**What the task requires**
Your task is to transcribe the data in full.

[Extracted data entries]

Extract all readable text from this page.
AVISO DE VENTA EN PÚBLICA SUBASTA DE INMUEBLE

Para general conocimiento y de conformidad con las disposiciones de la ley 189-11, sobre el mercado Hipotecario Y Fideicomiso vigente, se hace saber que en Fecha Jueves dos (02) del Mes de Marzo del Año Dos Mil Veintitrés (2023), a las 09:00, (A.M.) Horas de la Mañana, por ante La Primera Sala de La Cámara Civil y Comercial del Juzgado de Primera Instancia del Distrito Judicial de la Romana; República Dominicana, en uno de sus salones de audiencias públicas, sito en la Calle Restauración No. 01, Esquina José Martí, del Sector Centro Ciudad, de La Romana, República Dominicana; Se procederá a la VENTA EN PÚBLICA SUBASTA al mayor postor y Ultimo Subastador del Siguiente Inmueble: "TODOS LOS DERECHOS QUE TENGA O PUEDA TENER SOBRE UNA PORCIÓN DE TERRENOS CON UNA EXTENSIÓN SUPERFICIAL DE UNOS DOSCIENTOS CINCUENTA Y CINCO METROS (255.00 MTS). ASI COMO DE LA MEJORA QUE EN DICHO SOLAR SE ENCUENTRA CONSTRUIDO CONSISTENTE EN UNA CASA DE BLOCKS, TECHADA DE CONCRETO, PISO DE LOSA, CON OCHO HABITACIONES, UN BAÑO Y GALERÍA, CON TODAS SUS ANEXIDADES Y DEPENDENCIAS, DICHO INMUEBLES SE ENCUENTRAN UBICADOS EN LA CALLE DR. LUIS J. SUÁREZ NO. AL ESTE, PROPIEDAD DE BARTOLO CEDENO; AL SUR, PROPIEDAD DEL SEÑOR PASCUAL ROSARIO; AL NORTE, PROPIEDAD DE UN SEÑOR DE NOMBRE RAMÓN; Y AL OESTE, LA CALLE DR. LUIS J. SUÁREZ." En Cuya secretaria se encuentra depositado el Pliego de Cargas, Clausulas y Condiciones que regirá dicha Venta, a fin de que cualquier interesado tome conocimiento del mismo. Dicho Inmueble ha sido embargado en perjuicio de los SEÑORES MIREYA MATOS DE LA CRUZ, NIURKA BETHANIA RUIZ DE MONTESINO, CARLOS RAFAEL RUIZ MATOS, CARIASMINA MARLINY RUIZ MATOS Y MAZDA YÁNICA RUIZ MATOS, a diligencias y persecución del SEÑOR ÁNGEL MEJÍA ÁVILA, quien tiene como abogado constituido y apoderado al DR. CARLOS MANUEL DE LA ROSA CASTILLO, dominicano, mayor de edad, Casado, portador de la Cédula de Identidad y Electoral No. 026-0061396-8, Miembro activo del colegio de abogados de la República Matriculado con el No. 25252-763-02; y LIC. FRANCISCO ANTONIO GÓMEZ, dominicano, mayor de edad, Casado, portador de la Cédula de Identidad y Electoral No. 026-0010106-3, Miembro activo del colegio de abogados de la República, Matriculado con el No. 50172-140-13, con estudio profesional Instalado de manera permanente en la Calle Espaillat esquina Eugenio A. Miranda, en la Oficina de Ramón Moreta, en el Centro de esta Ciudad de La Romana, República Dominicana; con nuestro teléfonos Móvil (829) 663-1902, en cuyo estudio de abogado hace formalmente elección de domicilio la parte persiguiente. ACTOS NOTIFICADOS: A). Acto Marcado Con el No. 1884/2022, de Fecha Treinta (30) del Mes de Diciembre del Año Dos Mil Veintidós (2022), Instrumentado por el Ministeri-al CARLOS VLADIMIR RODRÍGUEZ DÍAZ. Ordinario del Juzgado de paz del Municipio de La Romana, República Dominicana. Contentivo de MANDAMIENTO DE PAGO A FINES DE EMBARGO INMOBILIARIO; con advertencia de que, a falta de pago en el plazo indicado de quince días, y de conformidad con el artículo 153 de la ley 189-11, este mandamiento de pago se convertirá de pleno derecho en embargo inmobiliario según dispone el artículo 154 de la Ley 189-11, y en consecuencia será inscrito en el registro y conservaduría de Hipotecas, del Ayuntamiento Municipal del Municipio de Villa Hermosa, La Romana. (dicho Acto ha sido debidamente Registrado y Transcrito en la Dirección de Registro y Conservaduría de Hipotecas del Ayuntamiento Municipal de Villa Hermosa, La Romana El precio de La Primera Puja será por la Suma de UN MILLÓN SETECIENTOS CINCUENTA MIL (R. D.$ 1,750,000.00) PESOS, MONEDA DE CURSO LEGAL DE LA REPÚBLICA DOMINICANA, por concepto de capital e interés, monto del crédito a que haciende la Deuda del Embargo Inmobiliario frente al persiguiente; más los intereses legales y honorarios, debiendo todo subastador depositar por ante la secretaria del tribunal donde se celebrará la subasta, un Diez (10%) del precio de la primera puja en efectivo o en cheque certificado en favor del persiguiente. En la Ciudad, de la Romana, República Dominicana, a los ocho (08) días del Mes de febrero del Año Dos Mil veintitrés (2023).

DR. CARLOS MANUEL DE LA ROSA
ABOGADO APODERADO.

**Expected answer**
Extract all readable text from this page.
AVISO DE VENTA EN PÚBLICA SUBASTA DE INMUEBLE

Para general conocimiento y de conformidad con las disposiciones de la ley 189-11, sobre el mercado Hipotecario Y Fideicomiso vigente, se hace saber que en Fecha Jueves dos (02) del Mes de Marzo del Año Dos Mil Veintitrés (2023), a las 09:00, (A.M.) Horas de la Mañana, por ante La Primera Sala de La Cámara Civil y Comercial del Juzgado de Primera Instancia del Distrito Judicial de la Romana; República Dominicana, en uno de sus salones de audiencias públicas, sito en la Calle Restauración No. 01, Esquina José Martí, del Sector Centro Ciudad, de La Romana, República Dominicana; Se procederá a la VENTA EN PÚBLICA SUBASTA al mayor postor y Ultimo Subastador del Siguiente Inmueble: "TODOS LOS DERECHOS QUE TENGA O PUEDA TENER SOBRE UNA PORCIÓN DE TERRENOS CON UNA EXTENSIÓN SUPERFICIAL DE UNOS DOSCIENTOS CINCUENTA Y CINCO METROS (255.00 MTS). ASI COMO DE LA MEJORA QUE EN DICHO SOLAR SE ENCUENTRA CONSTRUIDO CONSISTENTE EN UNA CASA DE BLOCKS, TECHADA DE CONCRETO, PISO DE LOSA, CON OCHO HABITACIONES, UN BAÑO Y GALERÍA, CON TODAS SUS ANEXIDADES Y DEPENDENCIAS, DICHO INMUEBLES SE ENCUENTRAN UBICADOS EN LA CALLE DR. LUIS J. SUÁREZ NO. AL ESTE, PROPIEDAD DE BARTOLO CEDENO; AL SUR, PROPIEDAD DEL SEÑOR PASCUAL ROSARIO; AL NORTE, PROPIEDAD DE UN SEÑOR DE NOMBRE RAMÓN; Y AL OESTE, LA CALLE DR. LUIS J. SUÁREZ." En Cuya secretaria se encuentra depositado el Pliego de Cargas, Clausulas y Condiciones que regirá dicha Venta, a fin de que cualquier interesado tome conocimiento del mismo. Dicho Inmueble ha sido embargado en perjuicio de los SEÑORES MIREYA MATOS DE LA CRUZ, NIURKA BETHANIA RUIZ DE MONTESINO, CARLOS RAFAEL RUIZ MATOS, CARIASMINA MARLINY RUIZ MATOS Y MAZDA YÁNICA RUIZ MATOS, a diligencias y persecución del SEÑOR ÁNGEL MEJÍA ÁVILA, quien tiene como abogado constituido y apoderado al DR. CARLOS MANUEL DE LA ROSA CASTILLO, dominicano, mayor de edad, Casado, portador de la Cédula de Identidad y Electoral No. 026-0061396-8, Miembro activo del colegio de abogados de la República Matriculado con el No. 25252-763-02; y LIC. FRANCISCO ANTONIO GÓMEZ, dominicano, mayor de edad, Casado, portador de la Cédula de Identidad y Electoral No. 026-0010106-3, Miembro activo del colegio de abogados de la República, Matriculado con el No. 50172-140-13, con estudio profesional Instalado de manera permanente en la Calle Espaillat esquina Eugenio A. Miranda, en la Oficina de Ramón Moreta, en el Centro de esta Ciudad de La Romana, República Dominicana; con nuestro teléfonos Móvil (829) 663-1902, en cuyo estudio de abogado hace formalmente elección de domicilio la parte persiguiente. ACTOS NOTIFICADOS: A). Acto Marcado Con el No. 1884/2022, de Fecha Treinta (30) del Mes de Diciembre del Año Dos Mil Veintidós (2022), Instrumentado por el Ministeri-al CARLOS VLADIMIR RODRÍGUEZ DÍAZ. Ordinario del Juzgado de paz del Municipio de La Romana, República Dominicana. Contentivo de MANDAMIENTO DE PAGO A FINES DE EMBARGO INMOBILIARIO; con advertencia de que, a falta de pago en el plazo indicado de quince días, y de conformidad con el artículo 153 de la ley 189-11, este mandamiento de pago se convertirá de pleno derecho en embargo inmobiliario según dispone el artículo 154 de la Ley 189-11, y en consecuencia será inscrito en el registro y conservaduría de Hipotecas, del Ayuntamiento Municipal del Municipio de Villa Hermosa, La Romana. (dicho Acto ha sido debidamente Registrado y Transcrito en la Dirección de Registro y Conservaduría de Hipotecas del Ayuntamiento Municipal de Villa Hermosa, La Romana El precio de La Primera Puja será por la Suma de UN MILLÓN SETECIENTOS CINCUENTA MIL (R. D.$ 1,750,000.00) PESOS, MONEDA DE CURSO LEGAL DE LA REPÚBLICA DOMINICANA, por concepto de capital e interés, monto del crédito a que haciende la Deuda del Embargo Inmobiliario frente al persiguiente; más los intereses legales y honorarios, debiendo todo subastador depositar por ante la secretaria del tribunal donde se celebrará la subasta, un Diez (10%) del precio de la primera puja en efectivo o en cheque certificado en favor del persiguiente. En la Ciudad, de la Romana, República Dominicana, a los ocho (08) días del Mes de febrero del Año Dos Mil veintitrés (2023).

DR. CARLOS MANUEL DE LA ROSA
ABOGADO APODERADO.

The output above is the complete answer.